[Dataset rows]

┌────────

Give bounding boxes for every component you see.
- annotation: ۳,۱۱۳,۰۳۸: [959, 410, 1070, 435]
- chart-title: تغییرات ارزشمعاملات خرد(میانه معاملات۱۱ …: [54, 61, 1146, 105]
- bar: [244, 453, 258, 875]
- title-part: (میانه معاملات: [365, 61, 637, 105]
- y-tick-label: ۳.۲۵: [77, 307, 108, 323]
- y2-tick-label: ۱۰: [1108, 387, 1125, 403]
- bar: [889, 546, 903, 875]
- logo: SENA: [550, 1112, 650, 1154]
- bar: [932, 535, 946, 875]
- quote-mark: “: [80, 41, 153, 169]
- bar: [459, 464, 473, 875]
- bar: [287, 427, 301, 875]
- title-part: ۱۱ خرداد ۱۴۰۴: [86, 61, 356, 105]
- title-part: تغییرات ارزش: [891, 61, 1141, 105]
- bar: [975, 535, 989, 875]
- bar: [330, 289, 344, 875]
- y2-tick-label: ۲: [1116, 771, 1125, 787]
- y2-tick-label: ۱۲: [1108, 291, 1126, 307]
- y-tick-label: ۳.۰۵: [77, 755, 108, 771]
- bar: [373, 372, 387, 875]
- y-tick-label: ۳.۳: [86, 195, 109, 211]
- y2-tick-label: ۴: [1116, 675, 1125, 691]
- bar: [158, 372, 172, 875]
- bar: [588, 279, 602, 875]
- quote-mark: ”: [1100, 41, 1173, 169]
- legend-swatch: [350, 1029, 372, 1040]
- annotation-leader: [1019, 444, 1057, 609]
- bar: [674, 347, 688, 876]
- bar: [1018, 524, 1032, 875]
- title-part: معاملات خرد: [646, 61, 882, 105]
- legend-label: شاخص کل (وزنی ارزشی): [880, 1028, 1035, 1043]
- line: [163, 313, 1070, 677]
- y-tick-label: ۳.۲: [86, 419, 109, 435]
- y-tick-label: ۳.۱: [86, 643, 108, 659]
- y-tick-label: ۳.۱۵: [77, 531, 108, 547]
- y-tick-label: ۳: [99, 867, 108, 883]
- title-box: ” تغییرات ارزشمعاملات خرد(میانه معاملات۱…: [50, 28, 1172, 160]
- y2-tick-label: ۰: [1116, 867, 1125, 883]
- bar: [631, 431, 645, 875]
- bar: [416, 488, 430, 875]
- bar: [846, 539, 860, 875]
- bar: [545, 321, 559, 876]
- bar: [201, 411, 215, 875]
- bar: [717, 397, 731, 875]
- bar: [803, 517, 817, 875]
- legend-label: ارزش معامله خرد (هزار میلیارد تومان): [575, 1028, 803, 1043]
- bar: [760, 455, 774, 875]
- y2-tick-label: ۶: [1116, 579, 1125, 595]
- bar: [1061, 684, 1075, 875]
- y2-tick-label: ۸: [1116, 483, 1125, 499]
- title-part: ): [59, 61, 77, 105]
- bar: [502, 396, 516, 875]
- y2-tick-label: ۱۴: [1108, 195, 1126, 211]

└────────

The problem:
Put the lines of the entries above into a numbered list, omitting any blank lines.

Task answer:
1. Give bounding boxes for every component you see.
2. - annotation: ۳,۱۱۳,۰۳۸: [959, 410, 1070, 435]
3. - chart-title: تغییرات ارزشمعاملات خرد(میانه معاملات۱۱ …: [54, 61, 1146, 105]
4. - bar: [244, 453, 258, 875]
5. - title-part: (میانه معاملات: [365, 61, 637, 105]
6. - y-tick-label: ۳.۲۵: [77, 307, 108, 323]
7. - y2-tick-label: ۱۰: [1108, 387, 1125, 403]
8. - bar: [889, 546, 903, 875]
9. - logo: SENA: [550, 1112, 650, 1154]
10. - bar: [932, 535, 946, 875]
11. - quote-mark: “: [80, 41, 153, 169]
12. - bar: [459, 464, 473, 875]
13. - bar: [287, 427, 301, 875]
14. - title-part: ۱۱ خرداد ۱۴۰۴: [86, 61, 356, 105]
15. - title-part: تغییرات ارزش: [891, 61, 1141, 105]
16. - bar: [975, 535, 989, 875]
17. - bar: [330, 289, 344, 875]
18. - y2-tick-label: ۲: [1116, 771, 1125, 787]
19. - y2-tick-label: ۱۲: [1108, 291, 1126, 307]
20. - y-tick-label: ۳.۰۵: [77, 755, 108, 771]
21. - bar: [373, 372, 387, 875]
22. - y-tick-label: ۳.۳: [86, 195, 109, 211]
23. - y2-tick-label: ۴: [1116, 675, 1125, 691]
24. - bar: [158, 372, 172, 875]
25. - bar: [588, 279, 602, 875]
26. - quote-mark: ”: [1100, 41, 1173, 169]
27. - legend-swatch: [350, 1029, 372, 1040]
28. - annotation-leader: [1019, 444, 1057, 609]
29. - bar: [674, 347, 688, 876]
30. - bar: [1018, 524, 1032, 875]
31. - title-part: معاملات خرد: [646, 61, 882, 105]
32. - legend-label: شاخص کل (وزنی ارزشی): [880, 1028, 1035, 1043]
33. - line: [163, 313, 1070, 677]
34. - y-tick-label: ۳.۲: [86, 419, 109, 435]
35. - y-tick-label: ۳.۱: [86, 643, 108, 659]
36. - y-tick-label: ۳.۱۵: [77, 531, 108, 547]
37. - y-tick-label: ۳: [99, 867, 108, 883]
38. - title-box: ” تغییرات ارزشمعاملات خرد(میانه معاملات۱…: [50, 28, 1172, 160]
39. - y2-tick-label: ۰: [1116, 867, 1125, 883]
40. - bar: [631, 431, 645, 875]
41. - bar: [416, 488, 430, 875]
42. - bar: [846, 539, 860, 875]
43. - bar: [545, 321, 559, 876]
44. - bar: [201, 411, 215, 875]
45. - bar: [717, 397, 731, 875]
46. - bar: [803, 517, 817, 875]
47. - legend-label: ارزش معامله خرد (هزار میلیارد تومان): [575, 1028, 803, 1043]
48. - bar: [760, 455, 774, 875]
49. - y2-tick-label: ۶: [1116, 579, 1125, 595]
50. - bar: [1061, 684, 1075, 875]
51. - y2-tick-label: ۸: [1116, 483, 1125, 499]
52. - title-part: ): [59, 61, 77, 105]
53. - bar: [502, 396, 516, 875]
54. - y2-tick-label: ۱۴: [1108, 195, 1126, 211]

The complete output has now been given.